Start of Dataset rows

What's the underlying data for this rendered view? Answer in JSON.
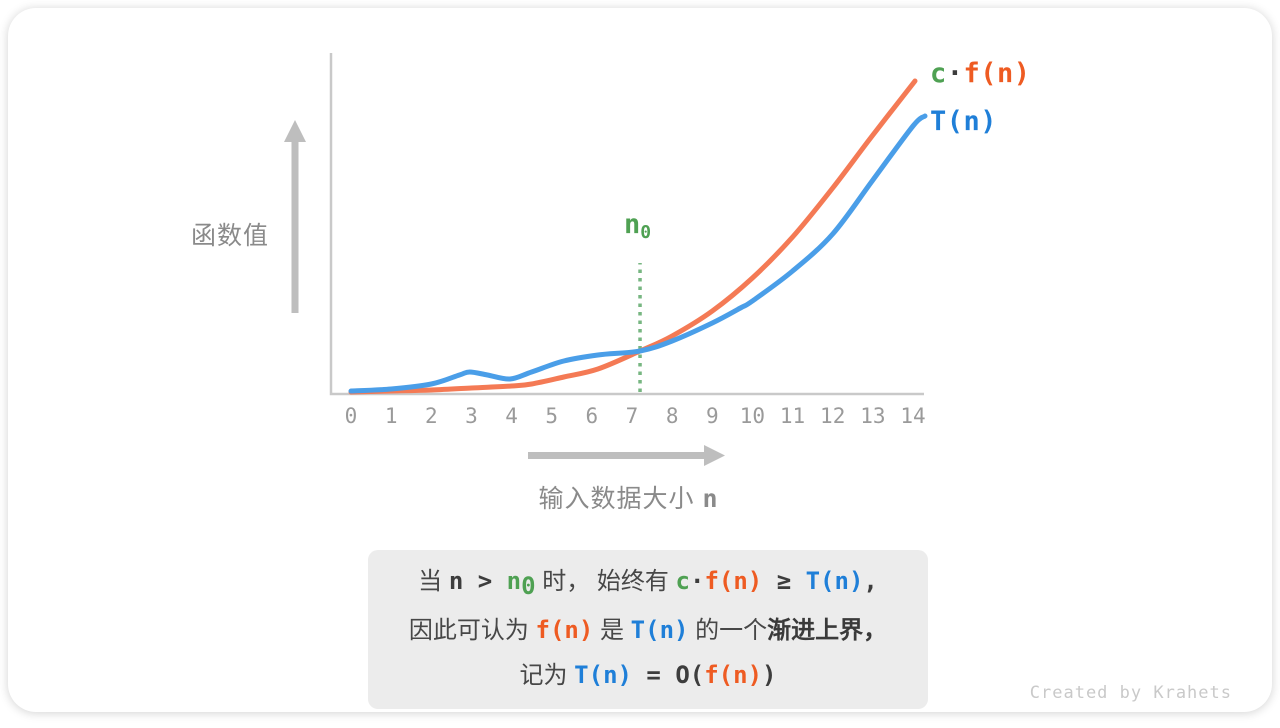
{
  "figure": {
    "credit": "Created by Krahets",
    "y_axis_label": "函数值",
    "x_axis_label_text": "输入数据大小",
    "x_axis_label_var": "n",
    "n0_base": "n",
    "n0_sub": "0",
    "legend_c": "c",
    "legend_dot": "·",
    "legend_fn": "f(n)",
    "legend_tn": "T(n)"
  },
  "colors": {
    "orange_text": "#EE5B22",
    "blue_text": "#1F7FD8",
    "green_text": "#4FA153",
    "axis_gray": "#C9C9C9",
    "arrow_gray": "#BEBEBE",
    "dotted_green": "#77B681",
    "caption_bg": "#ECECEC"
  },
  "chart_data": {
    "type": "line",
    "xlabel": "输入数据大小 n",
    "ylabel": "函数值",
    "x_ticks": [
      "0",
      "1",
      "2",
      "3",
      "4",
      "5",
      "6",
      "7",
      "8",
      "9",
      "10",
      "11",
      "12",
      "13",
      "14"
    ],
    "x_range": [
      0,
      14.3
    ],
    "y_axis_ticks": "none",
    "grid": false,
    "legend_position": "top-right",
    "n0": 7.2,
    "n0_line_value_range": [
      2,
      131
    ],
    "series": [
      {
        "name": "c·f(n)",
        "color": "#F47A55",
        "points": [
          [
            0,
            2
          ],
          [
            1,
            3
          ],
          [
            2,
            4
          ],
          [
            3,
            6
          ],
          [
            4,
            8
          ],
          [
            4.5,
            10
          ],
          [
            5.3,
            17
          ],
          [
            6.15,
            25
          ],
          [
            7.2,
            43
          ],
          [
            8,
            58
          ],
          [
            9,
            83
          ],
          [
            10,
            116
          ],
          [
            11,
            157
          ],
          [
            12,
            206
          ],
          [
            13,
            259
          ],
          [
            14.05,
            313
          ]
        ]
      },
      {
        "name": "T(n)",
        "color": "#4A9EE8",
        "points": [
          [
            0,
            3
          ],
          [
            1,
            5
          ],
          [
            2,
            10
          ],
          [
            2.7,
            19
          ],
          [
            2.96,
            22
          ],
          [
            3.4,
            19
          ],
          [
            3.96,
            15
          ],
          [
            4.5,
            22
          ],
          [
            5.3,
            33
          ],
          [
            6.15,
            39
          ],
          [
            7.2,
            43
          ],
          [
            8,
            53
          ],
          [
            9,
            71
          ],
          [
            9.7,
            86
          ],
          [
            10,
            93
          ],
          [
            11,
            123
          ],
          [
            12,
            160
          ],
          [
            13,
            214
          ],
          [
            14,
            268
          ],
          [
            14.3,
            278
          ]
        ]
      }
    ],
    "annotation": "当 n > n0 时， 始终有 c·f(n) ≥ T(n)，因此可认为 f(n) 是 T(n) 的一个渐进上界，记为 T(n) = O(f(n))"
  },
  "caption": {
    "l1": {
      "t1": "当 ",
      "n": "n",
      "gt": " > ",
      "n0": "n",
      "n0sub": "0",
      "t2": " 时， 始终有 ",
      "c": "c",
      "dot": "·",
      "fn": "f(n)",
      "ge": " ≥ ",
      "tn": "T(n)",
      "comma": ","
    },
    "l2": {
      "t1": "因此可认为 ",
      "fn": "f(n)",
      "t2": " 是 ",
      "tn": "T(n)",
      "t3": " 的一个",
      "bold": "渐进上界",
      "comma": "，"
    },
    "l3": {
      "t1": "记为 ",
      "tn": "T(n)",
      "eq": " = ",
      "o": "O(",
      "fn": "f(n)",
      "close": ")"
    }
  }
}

End of Dataset rows
Start of Dataset rows

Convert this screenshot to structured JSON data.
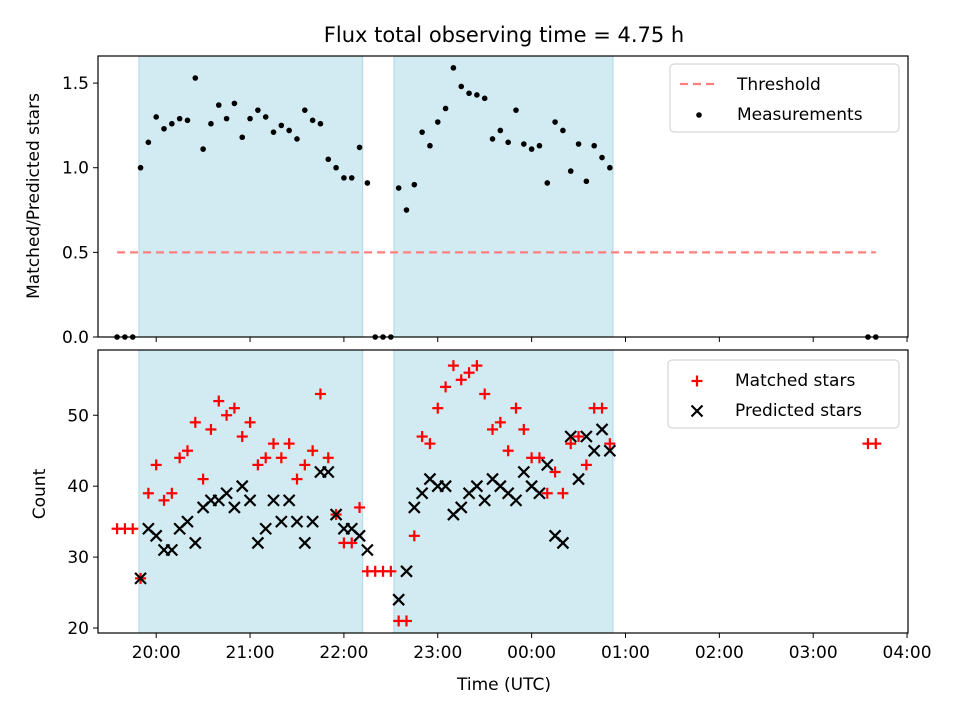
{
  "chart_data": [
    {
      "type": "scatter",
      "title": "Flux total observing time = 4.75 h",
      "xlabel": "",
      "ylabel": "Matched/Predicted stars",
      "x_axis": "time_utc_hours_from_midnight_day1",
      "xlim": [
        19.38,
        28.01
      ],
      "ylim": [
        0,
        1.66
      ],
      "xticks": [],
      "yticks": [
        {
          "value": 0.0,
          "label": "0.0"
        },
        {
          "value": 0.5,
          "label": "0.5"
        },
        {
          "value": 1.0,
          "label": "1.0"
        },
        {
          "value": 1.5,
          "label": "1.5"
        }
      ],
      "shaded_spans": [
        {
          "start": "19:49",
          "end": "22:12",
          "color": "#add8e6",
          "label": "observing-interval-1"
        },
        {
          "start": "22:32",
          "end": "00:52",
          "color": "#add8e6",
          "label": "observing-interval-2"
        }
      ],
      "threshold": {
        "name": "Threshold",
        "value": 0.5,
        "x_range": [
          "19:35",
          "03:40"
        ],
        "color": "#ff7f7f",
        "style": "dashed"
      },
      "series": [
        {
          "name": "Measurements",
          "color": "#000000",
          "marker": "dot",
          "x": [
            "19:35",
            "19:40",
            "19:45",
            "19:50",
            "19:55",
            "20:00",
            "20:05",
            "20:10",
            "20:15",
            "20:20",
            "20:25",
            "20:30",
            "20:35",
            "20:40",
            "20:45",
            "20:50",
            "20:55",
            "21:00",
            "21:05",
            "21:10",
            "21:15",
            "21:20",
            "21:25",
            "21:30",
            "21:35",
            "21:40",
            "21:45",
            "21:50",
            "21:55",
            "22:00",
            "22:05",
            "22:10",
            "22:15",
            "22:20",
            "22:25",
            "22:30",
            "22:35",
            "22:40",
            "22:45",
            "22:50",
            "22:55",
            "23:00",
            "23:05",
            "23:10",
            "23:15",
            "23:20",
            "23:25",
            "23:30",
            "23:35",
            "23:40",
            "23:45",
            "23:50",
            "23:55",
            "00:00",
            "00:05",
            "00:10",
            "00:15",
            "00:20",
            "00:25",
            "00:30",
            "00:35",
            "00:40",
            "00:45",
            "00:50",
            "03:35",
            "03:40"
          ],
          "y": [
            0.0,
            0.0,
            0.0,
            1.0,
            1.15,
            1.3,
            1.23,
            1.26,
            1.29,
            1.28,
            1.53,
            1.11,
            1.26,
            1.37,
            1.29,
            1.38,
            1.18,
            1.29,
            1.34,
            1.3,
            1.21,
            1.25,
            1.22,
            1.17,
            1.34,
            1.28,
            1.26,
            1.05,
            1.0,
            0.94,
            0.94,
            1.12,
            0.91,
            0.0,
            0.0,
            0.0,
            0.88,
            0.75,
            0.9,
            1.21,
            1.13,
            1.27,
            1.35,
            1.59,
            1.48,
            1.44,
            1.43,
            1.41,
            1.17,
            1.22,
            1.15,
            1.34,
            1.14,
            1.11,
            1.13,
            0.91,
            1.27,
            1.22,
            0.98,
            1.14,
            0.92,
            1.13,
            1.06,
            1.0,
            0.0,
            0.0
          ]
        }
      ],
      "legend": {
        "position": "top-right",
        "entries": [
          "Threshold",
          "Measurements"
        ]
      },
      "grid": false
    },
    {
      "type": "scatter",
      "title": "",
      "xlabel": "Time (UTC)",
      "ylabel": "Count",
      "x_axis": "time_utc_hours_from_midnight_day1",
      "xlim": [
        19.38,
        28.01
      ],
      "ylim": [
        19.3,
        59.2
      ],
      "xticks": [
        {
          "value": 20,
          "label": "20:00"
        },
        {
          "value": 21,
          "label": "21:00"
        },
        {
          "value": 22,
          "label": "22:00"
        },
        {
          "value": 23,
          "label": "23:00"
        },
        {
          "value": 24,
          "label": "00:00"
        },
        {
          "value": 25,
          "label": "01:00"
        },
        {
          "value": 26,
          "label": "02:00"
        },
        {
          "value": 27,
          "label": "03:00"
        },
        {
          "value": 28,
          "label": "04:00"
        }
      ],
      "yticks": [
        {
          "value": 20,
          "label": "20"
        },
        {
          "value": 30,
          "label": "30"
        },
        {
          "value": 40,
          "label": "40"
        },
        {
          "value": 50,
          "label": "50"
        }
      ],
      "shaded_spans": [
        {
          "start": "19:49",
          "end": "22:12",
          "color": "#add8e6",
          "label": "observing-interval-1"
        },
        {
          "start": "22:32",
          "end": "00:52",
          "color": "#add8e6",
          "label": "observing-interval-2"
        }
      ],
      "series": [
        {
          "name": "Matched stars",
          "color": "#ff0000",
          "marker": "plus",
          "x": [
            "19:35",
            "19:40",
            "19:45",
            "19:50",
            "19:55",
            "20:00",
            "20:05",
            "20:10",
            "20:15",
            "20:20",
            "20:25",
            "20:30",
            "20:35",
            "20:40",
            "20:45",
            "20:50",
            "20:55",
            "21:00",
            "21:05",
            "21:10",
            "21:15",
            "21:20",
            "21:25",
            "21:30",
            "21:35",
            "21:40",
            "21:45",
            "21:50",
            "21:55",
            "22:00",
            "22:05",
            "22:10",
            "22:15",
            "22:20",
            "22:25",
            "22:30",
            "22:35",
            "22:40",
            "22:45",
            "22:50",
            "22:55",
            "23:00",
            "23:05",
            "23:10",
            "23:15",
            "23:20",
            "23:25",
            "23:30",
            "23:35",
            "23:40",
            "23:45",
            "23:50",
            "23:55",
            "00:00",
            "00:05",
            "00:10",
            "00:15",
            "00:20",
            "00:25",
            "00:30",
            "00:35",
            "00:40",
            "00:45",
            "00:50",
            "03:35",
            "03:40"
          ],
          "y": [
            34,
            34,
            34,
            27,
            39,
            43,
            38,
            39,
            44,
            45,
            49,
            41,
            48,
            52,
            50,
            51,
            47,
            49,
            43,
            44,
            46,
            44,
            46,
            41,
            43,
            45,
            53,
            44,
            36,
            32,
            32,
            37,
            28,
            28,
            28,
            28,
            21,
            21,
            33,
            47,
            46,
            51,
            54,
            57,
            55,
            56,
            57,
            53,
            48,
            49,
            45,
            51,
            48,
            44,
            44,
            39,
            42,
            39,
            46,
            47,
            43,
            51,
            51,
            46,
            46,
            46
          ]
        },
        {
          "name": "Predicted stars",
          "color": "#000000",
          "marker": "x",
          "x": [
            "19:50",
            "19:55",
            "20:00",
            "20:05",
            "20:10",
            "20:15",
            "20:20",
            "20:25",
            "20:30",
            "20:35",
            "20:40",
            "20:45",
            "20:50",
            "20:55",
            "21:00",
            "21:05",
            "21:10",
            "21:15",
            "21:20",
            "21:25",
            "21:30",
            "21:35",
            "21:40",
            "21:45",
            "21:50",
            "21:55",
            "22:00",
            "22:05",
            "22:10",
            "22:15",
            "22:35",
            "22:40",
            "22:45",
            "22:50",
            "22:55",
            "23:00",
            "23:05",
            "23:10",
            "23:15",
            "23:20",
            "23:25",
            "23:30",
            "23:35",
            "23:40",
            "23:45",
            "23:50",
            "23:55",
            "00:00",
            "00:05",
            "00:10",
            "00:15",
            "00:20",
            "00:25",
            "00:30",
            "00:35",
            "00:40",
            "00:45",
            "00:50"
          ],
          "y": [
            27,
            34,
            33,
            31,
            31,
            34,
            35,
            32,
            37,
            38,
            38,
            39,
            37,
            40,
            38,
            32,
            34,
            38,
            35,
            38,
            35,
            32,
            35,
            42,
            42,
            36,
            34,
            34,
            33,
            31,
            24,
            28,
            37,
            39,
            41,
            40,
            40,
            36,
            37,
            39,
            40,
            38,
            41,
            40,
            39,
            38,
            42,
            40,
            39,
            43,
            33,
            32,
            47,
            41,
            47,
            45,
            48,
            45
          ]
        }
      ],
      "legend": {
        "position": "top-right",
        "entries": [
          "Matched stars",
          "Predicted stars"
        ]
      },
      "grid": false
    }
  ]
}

End of Dataset rows

**Exercise directions:** Every line in the data that holds "ylabel" should be copied out.

**Answer to this problem:**
    "ylabel": "函数值",
      "ylabel": "Matched/Predicted stars",
      "ylabel": "Count",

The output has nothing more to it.